Repeat the items below word for word, starting with the line that contains "bullet-wind-text-2: على مناطق" and going on through the line that contains "28, 735, 948]".

※ ※ ※

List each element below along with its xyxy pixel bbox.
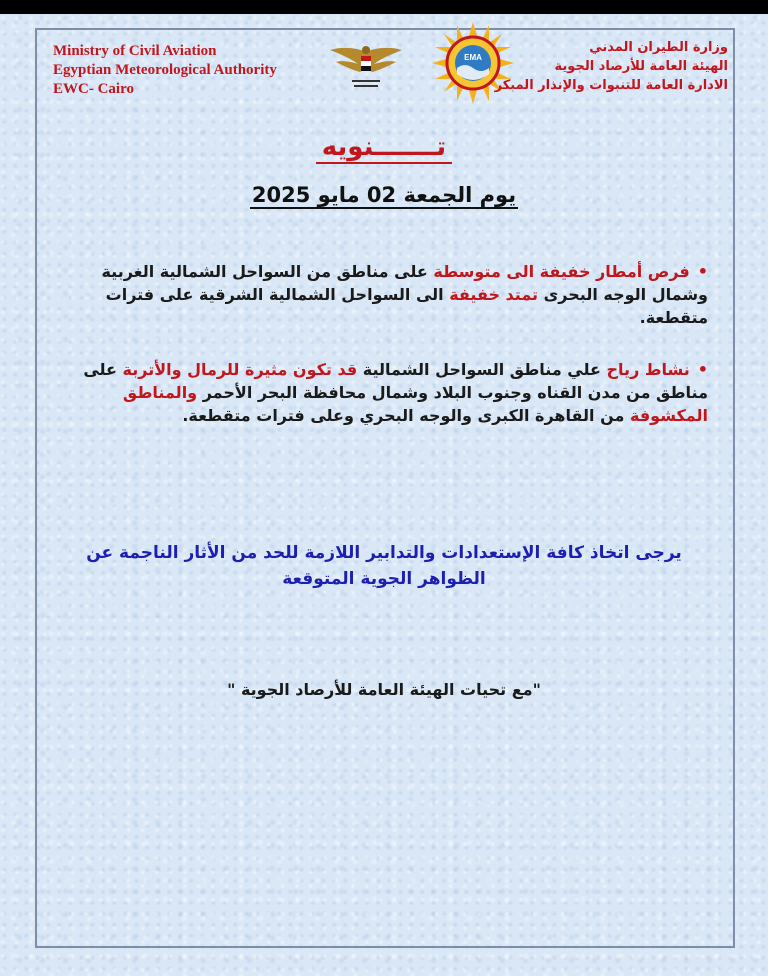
bullet-wind-text-2: على مناطق من مدن القناه وجنوب البلاد وشمال محافظة البحر الأحمر	[83, 360, 708, 402]
arabic-header-authority: الهيئة العامة للأرصاد الجوية	[554, 59, 728, 74]
page-border	[35, 28, 735, 948]
bullet-rain-text-2: الى السواحل الشمالية الشرقية على فترات متقطعة.	[105, 285, 708, 327]
notice-title-text: تـــــــنويه	[316, 132, 452, 164]
advisory-message	[0, 540, 768, 592]
bullet-rain-highlight-1: فرص أمطار خفيفة الى متوسطة	[433, 262, 690, 281]
bullet-wind-highlight-3: والمناطق المكشوفة	[122, 383, 708, 425]
english-header	[53, 42, 277, 99]
english-header-ministry: Ministry of Civil Aviation	[53, 43, 217, 59]
bullet-rain	[58, 260, 708, 329]
bullet-rain-text-1: على مناطق من السواحل الشمالية الغربية وشمال الوجه البحرى	[101, 262, 708, 304]
bullet-dot: •	[697, 262, 708, 281]
notice-title	[0, 130, 768, 164]
advisory-line-1: يرجى اتخاذ كافة الإستعدادات والتدابير اللازمة للحد من الأثار الناجمة عن	[86, 543, 682, 563]
bullet-wind-highlight-2: قد تكون مثيرة للرمال والأتربة	[122, 360, 358, 379]
bullet-wind-highlight-1: نشاط رياح	[606, 360, 690, 379]
arabic-header	[495, 38, 728, 95]
advisory-line-2: الظواهر الجوية المتوقعة	[282, 569, 486, 589]
notice-date	[0, 180, 768, 210]
closing-greeting: "مع تحيات الهيئة العامة للأرصاد الجوية "	[227, 680, 541, 699]
bullet-dot: •	[697, 360, 708, 379]
arabic-header-ministry: وزارة الطيران المدني	[589, 40, 728, 55]
bullet-wind	[58, 358, 708, 427]
english-header-authority: Egyptian Meteorological Authority	[53, 62, 277, 78]
bullet-wind-text-1: علي مناطق السواحل الشمالية	[357, 360, 607, 379]
arabic-header-department: الادارة العامة للتنبوات والإنذار المبكر	[494, 78, 728, 93]
civil-aviation-eagle-logo-icon	[328, 38, 404, 98]
english-header-center: EWC- Cairo	[53, 81, 134, 97]
bullet-wind-text-3: من القاهرة الكبرى والوجه البحري وعلى فترات متقطعة.	[182, 406, 630, 425]
notice-date-text: يوم الجمعة 02 مايو 2025	[251, 183, 517, 207]
bullet-rain-highlight-2: تمتد خفيفة	[449, 285, 539, 304]
ema-logo-text: EMA	[464, 53, 482, 62]
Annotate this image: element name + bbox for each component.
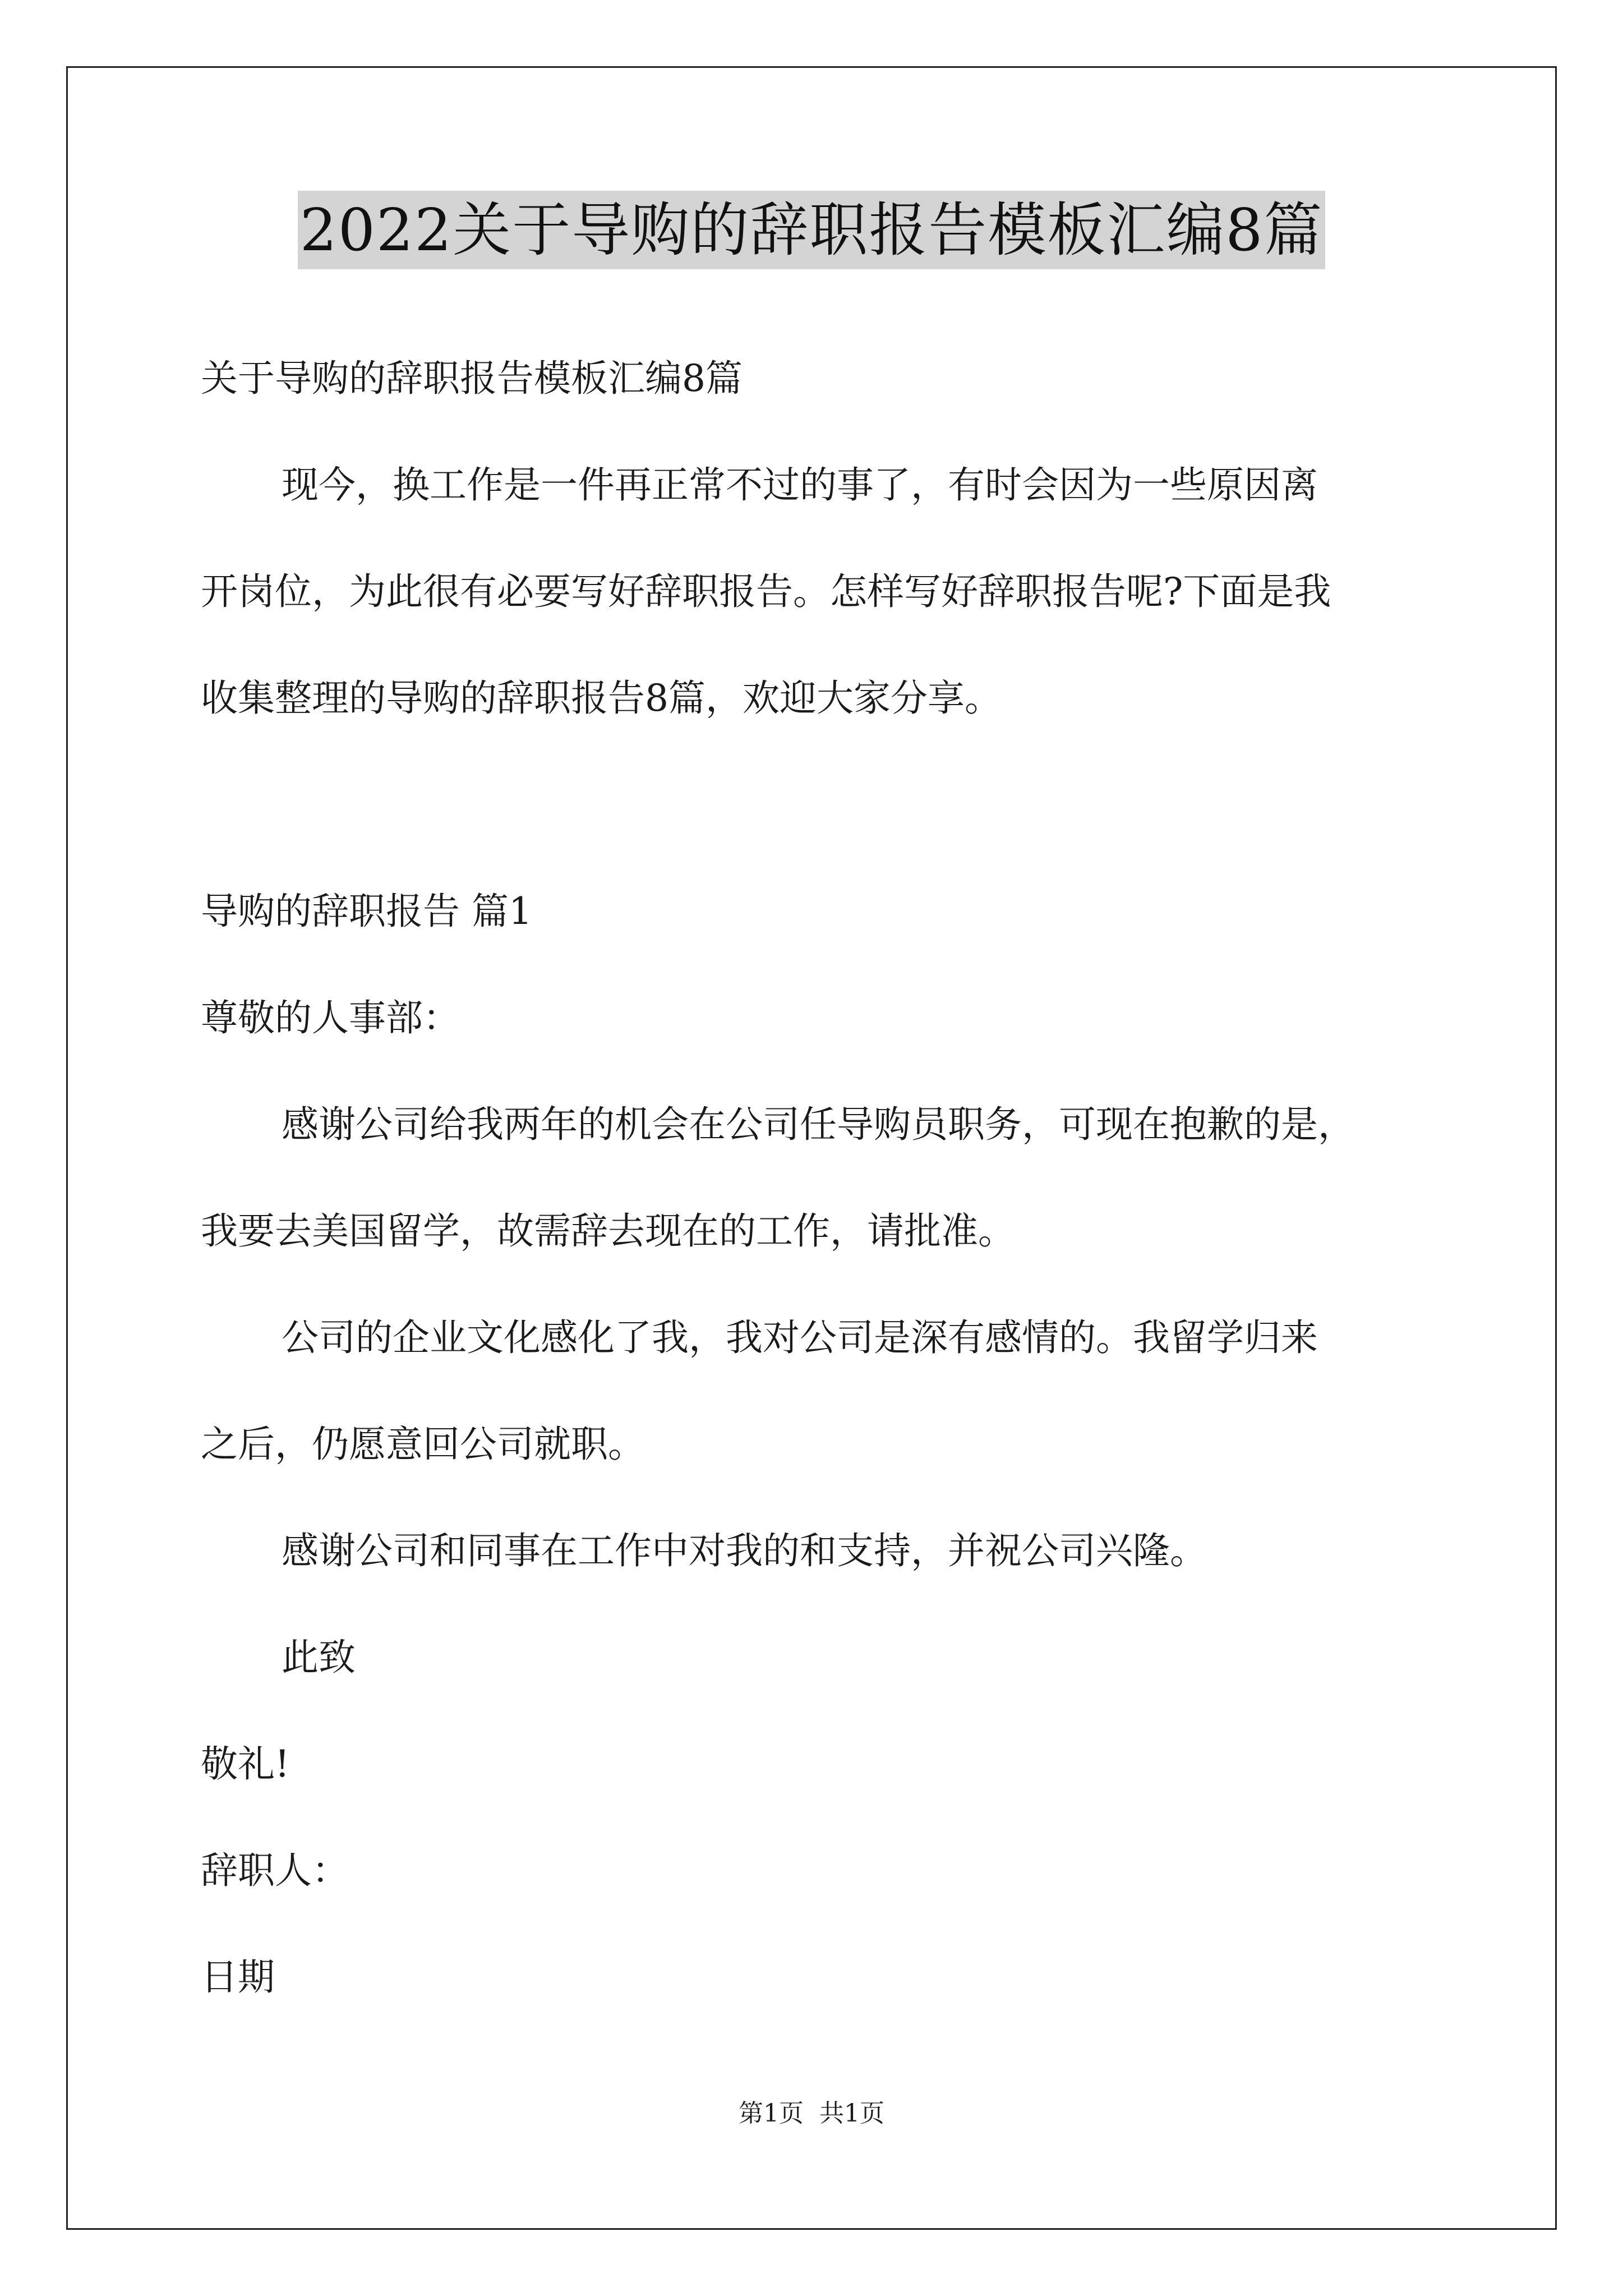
intro-line-3: 收集整理的导购的辞职报告8篇，欢迎大家分享。 [201,677,1002,720]
regards: 敬礼! [201,1742,290,1786]
document-title: 2022关于导购的辞职报告模板汇编8篇 [298,191,1326,269]
body-line-2: 我要去美国留学，故需辞去现在的工作，请批准。 [201,1209,1015,1253]
document-subtitle: 关于导购的辞职报告模板汇编8篇 [201,357,743,400]
signer-label: 辞职人： [201,1849,349,1892]
body-line-1: 感谢公司给我两年的机会在公司任导购员职务，可现在抱歉的是， [282,1103,1355,1146]
page-footer [0,2097,1623,2131]
closing: 此致 [282,1636,356,1679]
intro-line-1: 现今，换工作是一件再正常不过的事了，有时会因为一些原因离 [282,463,1318,507]
page-total: 共1页 [819,2099,884,2128]
body-line-5: 感谢公司和同事在工作中对我的和支持，并祝公司兴隆。 [282,1529,1207,1572]
intro-line-2: 开岗位，为此很有必要写好辞职报告。怎样写好辞职报告呢?下面是我 [201,570,1331,613]
page-current: 第1页 [739,2099,804,2128]
salutation: 尊敬的人事部： [201,996,460,1039]
date-label: 日期 [201,1955,275,1999]
body-line-4: 之后，仍愿意回公司就职。 [201,1423,645,1466]
body-line-3: 公司的企业文化感化了我，我对公司是深有感情的。我留学归来 [282,1316,1318,1359]
title-container [0,191,1623,269]
section-heading: 导购的辞职报告 篇1 [201,890,532,933]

※ ※ ※

Exercise answer:
bullet-wind-text-2: على مناطق من مدن القناه وجنوب البلاد وشمال محافظة البحر الأحمر	[83, 360, 708, 402]
arabic-header-authority: الهيئة العامة للأرصاد الجوية	[554, 59, 728, 74]
page-border	[35, 28, 735, 948]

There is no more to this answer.